• _STATED PROBLEM_
Identify all lines in the data containing the string "plutôt". Copy them out.

◇ ◇ ◇ ◇ ◇ ◇ ◇

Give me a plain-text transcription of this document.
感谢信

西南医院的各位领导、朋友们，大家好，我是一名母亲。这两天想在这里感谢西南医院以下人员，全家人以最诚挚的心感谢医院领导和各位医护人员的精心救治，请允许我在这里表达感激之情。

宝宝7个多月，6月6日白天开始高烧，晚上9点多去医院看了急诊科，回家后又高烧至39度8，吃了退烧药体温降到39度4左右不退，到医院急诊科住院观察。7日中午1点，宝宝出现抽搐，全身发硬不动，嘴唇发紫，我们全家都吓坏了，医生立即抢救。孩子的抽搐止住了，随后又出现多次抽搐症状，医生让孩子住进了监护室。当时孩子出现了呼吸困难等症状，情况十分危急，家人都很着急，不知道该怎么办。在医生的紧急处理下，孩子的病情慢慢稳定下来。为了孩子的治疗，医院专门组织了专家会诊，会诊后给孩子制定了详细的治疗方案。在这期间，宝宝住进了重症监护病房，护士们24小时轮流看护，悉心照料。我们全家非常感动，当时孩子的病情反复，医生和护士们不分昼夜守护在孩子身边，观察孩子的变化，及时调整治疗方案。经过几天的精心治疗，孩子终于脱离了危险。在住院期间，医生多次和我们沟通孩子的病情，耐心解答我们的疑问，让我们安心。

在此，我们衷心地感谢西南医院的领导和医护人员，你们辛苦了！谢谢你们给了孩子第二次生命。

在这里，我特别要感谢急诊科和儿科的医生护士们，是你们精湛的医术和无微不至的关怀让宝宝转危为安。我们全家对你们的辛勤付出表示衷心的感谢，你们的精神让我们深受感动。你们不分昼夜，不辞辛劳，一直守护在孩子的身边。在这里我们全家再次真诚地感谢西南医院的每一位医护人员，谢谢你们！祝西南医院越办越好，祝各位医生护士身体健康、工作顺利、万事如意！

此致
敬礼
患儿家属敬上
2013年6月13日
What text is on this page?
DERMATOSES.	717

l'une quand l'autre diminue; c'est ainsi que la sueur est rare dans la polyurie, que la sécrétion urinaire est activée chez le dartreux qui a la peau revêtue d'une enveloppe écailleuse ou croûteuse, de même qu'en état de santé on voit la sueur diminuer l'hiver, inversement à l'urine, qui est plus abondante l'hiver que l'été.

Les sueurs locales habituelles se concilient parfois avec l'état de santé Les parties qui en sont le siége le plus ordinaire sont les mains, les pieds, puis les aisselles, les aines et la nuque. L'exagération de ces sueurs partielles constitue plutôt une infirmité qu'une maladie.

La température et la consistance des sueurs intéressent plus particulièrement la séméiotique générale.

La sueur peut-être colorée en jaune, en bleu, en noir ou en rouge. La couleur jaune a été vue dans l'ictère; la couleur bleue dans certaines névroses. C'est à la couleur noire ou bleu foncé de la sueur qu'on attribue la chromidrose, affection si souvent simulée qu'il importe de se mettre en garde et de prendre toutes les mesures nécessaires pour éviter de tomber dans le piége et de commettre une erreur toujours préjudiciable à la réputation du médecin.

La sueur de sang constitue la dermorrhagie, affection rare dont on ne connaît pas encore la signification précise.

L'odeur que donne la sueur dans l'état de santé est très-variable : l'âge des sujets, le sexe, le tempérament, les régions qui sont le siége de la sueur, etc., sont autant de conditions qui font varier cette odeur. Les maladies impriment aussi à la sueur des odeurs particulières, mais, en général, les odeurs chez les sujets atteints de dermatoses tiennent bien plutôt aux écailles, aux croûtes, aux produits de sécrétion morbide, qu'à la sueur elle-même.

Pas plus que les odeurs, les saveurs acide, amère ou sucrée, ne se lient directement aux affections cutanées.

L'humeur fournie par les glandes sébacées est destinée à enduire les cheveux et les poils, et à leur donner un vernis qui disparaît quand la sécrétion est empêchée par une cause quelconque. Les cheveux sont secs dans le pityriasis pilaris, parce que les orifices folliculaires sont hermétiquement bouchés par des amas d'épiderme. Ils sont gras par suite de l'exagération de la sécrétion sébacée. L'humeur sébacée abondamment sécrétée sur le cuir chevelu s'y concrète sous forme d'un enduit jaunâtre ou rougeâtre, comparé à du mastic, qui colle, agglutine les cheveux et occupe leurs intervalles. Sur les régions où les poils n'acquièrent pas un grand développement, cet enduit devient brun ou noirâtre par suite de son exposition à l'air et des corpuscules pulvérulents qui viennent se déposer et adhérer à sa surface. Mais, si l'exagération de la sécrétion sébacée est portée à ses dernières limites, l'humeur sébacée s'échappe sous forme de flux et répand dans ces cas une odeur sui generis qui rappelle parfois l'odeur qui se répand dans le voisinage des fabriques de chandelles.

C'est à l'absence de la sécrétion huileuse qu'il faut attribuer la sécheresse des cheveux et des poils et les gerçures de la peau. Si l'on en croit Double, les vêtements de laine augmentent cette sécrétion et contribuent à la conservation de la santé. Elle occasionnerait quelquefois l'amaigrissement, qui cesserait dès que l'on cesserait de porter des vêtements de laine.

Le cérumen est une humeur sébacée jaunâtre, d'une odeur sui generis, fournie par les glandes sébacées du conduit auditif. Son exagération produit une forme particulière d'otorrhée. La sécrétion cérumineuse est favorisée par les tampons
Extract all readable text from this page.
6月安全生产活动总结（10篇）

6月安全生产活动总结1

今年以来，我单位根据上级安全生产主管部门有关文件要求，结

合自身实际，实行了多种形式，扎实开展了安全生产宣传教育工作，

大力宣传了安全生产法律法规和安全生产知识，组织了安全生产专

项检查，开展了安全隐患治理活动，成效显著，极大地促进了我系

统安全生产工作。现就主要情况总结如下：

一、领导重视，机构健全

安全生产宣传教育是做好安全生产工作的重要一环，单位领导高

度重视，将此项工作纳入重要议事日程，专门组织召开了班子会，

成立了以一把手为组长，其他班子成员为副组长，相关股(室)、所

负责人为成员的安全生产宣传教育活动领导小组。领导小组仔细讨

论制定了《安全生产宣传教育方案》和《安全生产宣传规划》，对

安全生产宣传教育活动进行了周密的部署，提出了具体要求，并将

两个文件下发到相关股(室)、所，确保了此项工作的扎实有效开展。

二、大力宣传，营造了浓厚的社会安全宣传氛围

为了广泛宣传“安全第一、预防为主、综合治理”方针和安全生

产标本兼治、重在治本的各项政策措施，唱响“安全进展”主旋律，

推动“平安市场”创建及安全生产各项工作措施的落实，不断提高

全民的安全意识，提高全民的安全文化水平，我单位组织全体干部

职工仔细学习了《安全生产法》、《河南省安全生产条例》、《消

◇ ◇ ◇ ◇ ◇ ◇ ◇

• _COMPLETED TASK_
Les sueurs locales habituelles se concilient parfois avec l'état de santé Les parties qui en sont le siége le plus ordinaire sont les mains, les pieds, puis les aisselles, les aines et la nuque. L'exagération de ces sueurs partielles constitue plutôt une infirmité qu'une maladie.
L'odeur que donne la sueur dans l'état de santé est très-variable : l'âge des sujets, le sexe, le tempérament, les régions qui sont le siége de la sueur, etc., sont autant de conditions qui font varier cette odeur. Les maladies impriment aussi à la sueur des odeurs particulières, mais, en général, les odeurs chez les sujets atteints de dermatoses tiennent bien plutôt aux écailles, aux croûtes, aux produits de sécrétion morbide, qu'à la sueur elle-même.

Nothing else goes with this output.